Söyleşi
Mahir KILINÇ

Yunus Emre’yi doğuran atmosferden, kültürel ortamdan bahsederek başlayalım Hocam. Bu konuda neler söylersiniz?

Efendim söze, hamd, salât u selâmla başlayalım. Vuslatının 700. yılında Yunus Emre’nin ruhaniyetine selamlar gönderelim. Cenab-ı Hak’tan niyazım odur ki Yunus’un, yaşadığı manevi tecrübeleriyle damıtıp billurlaştırdığı ilahileri, inşallah başta milletimiz olmak üzere bütün insanlığın uyanmasına ve dirilmesine vesile olsun. 

Bu mevzuda öyle derin, tarihî ve sosyolojik izahlara gerek yoktur. İşte XIII. asır Anadolu’su savaşlarla, kanla, işgallerle toz dumana karışmış bir Anadolu’ydu. İnsanlar bu yüzden kurtuluşu tekke ve zaviyelerde buluyordu gibi izahlar zahir, sığ ve basit sebeplerdir. İşin hakikati o kadar basit değildir. Kaldı ki Cenab-ı Hakk’ın Yunus’u veya benzeri ehlullahı bir toplumun hayatında açığa çıkarması, alenileştirmesi her şeyden önce bir ilahi lütuftur. Evvel emirde bütün

Hak erenler insanlık âlemi üzerine bir rahmettir. 

Tafsilata girmeden söyleyeyim, şartlar Yunus’a ihtiyaç duymamıza sebep olduğu kadar, Yunus’u yetiştiren büyük aşk ve irfan adamı Tapduk Emre’nin de kabiliyetini göz ardı etmememizi gerektiriyor. Tapduk Baba gibi kâmiller, Yunus gibi verimli ve sağlam bir toprak gördüğü zaman özündeki güzelliği açığa çıkarmak ister. Nitekim menakıbında buna işareten Tapduk’un ağzından, “Hünkâr’ın bahsettiği kilidin anahtarını verme zamanı geldi, söyle Yunus!” demesi, Yunus’u doğuran atmosferin kaynağını izah etmeye yeter. Yunus’u kan gövdeyi götürürken, meydanlarda toz dumana karışırken insanlığın düştüğü bunalım değil Tapduk Sultan’ın Resulüllah’tan, Hz. Ali’den ve kâmiller silsilesinden devraldığı mâye-i Muhammedî telkiniyle, sohbet, zikir ve hizmet şuuruyla beslediği usul yetiştirmiş, zuhur ettirmiştir. Bu hususun iyice bilinmesi için tekrar söyleyeyim. Yunus’u ortaya çıkaran atmosfer hiç şüphesiz: Tapduk Baba’dan aldığı mâye-i Muhammedî telkini yani telkin-i tevhid; sohbet-i ilahi; zikrullah ve tefekkür, teslimiyet-i tâmme ve hizmet şuurudur. Bu usul ve üslup Hz. Yunus’un dergâha getirdiği odunların aşk ateşine dönüşmesini sağlamıştır ve Yunus asırlardır gönülleri tutuşturacak meşaleyi yakmıştır. 

Yunus Emre’nin temsil ettiği irfan geleneğinin Anadolu’daki Müslümanlığın teşekkülüne ne gibi katkıları olmuştur?

▬▬▬

Görev a — Satırların başından başlayıp "data-point (465, 231, 471, 237)" ifadesini içeren satıra kadar, o satır da dahil olmak üzere, satırları aynen aktarın.
Söyleşi ile satırlar arasında hiçbir bağlantı yoktur.

(Öğelerin göründüğü yerlere ait kayıtlar)

▬▬▬

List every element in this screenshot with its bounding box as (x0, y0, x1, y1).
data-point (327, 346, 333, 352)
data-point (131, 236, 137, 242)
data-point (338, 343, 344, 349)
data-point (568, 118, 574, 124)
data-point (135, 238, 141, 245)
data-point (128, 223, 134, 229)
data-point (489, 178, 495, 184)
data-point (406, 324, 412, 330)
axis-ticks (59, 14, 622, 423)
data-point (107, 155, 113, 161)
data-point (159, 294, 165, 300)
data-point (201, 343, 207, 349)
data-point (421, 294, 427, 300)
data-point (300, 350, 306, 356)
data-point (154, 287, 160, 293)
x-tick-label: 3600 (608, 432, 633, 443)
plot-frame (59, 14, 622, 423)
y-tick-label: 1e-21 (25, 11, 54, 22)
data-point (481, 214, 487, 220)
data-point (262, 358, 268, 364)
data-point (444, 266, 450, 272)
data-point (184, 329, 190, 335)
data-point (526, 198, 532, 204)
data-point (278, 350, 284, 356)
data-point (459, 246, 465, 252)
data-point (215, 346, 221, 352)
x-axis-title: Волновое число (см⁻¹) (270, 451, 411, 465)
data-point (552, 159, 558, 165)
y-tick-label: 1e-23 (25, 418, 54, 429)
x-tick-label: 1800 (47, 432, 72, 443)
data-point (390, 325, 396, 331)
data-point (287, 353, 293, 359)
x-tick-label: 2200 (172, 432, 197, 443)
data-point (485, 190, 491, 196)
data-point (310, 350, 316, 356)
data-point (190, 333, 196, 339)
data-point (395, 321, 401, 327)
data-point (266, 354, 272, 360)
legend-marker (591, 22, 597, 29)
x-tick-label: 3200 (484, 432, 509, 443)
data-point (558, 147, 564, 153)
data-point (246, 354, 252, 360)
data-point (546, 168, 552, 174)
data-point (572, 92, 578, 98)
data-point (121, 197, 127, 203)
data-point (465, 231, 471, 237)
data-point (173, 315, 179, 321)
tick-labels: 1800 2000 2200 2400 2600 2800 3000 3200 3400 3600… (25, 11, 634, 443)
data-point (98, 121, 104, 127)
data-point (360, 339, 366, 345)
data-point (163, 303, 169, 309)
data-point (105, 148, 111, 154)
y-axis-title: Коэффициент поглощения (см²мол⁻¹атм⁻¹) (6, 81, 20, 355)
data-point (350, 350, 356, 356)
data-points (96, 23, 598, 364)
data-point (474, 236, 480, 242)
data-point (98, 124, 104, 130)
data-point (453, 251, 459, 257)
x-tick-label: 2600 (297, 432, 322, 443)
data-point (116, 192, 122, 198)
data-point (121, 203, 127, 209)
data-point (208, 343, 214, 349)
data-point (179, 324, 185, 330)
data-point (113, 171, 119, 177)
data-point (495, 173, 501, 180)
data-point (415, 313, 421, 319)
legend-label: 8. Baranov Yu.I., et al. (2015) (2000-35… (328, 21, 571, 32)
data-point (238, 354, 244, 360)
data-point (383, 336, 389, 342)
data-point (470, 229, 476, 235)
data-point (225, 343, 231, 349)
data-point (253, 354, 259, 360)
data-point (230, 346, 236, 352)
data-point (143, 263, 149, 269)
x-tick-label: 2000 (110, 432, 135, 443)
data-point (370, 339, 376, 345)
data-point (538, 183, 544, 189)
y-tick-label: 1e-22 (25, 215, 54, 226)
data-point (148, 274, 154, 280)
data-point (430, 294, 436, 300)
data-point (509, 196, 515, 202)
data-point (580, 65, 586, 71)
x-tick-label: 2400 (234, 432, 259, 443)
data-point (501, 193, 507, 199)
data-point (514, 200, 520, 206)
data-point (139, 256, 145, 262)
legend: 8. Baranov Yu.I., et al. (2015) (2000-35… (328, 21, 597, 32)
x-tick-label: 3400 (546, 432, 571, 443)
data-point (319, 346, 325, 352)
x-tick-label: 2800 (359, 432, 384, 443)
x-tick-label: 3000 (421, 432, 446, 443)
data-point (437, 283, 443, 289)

▬▬▬

Görev b — Söyleşide "Yunus Emre’yi doğuran" ile başlayıp "dirilmesine vesile olsun." ifadesine kadar uzanan bölümü, iki uç da dahil olmak üzere, kelimesi kelimesine tekrar yazın.

Çözüm a —
List every element in this screenshot with its bounding box as (x0, y0, x1, y1).
data-point (327, 346, 333, 352)
data-point (131, 236, 137, 242)
data-point (338, 343, 344, 349)
data-point (568, 118, 574, 124)
data-point (135, 238, 141, 245)
data-point (128, 223, 134, 229)
data-point (489, 178, 495, 184)
data-point (406, 324, 412, 330)
axis-ticks (59, 14, 622, 423)
data-point (107, 155, 113, 161)
data-point (159, 294, 165, 300)
data-point (201, 343, 207, 349)
data-point (421, 294, 427, 300)
data-point (300, 350, 306, 356)
data-point (154, 287, 160, 293)
x-tick-label: 3600 (608, 432, 633, 443)
plot-frame (59, 14, 622, 423)
y-tick-label: 1e-21 (25, 11, 54, 22)
data-point (481, 214, 487, 220)
data-point (262, 358, 268, 364)
data-point (444, 266, 450, 272)
data-point (184, 329, 190, 335)
data-point (526, 198, 532, 204)
data-point (278, 350, 284, 356)
data-point (459, 246, 465, 252)
data-point (215, 346, 221, 352)
x-axis-title: Волновое число (см⁻¹) (270, 451, 411, 465)
data-point (552, 159, 558, 165)
y-tick-label: 1e-23 (25, 418, 54, 429)
x-tick-label: 1800 (47, 432, 72, 443)
data-point (390, 325, 396, 331)
data-point (287, 353, 293, 359)
x-tick-label: 2200 (172, 432, 197, 443)
data-point (485, 190, 491, 196)
data-point (310, 350, 316, 356)
data-point (190, 333, 196, 339)
data-point (395, 321, 401, 327)
data-point (266, 354, 272, 360)
legend-marker (591, 22, 597, 29)
x-tick-label: 3200 (484, 432, 509, 443)
data-point (558, 147, 564, 153)
data-point (246, 354, 252, 360)
data-point (546, 168, 552, 174)
data-point (572, 92, 578, 98)
data-point (121, 197, 127, 203)
data-point (465, 231, 471, 237)

Çözüm b —
Yunus Emre’yi doğuran atmosferden, kültürel ortamdan bahsederek başlayalım Hocam. Bu konuda neler söylersiniz?

Efendim söze, hamd, salât u selâmla başlayalım. Vuslatının 700. yılında Yunus Emre’nin ruhaniyetine selamlar gönderelim. Cenab-ı Hak’tan niyazım odur ki Yunus’un, yaşadığı manevi tecrübeleriyle damıtıp billurlaştırdığı ilahileri, inşallah başta milletimiz olmak üzere bütün insanlığın uyanmasına ve dirilmesine vesile olsun.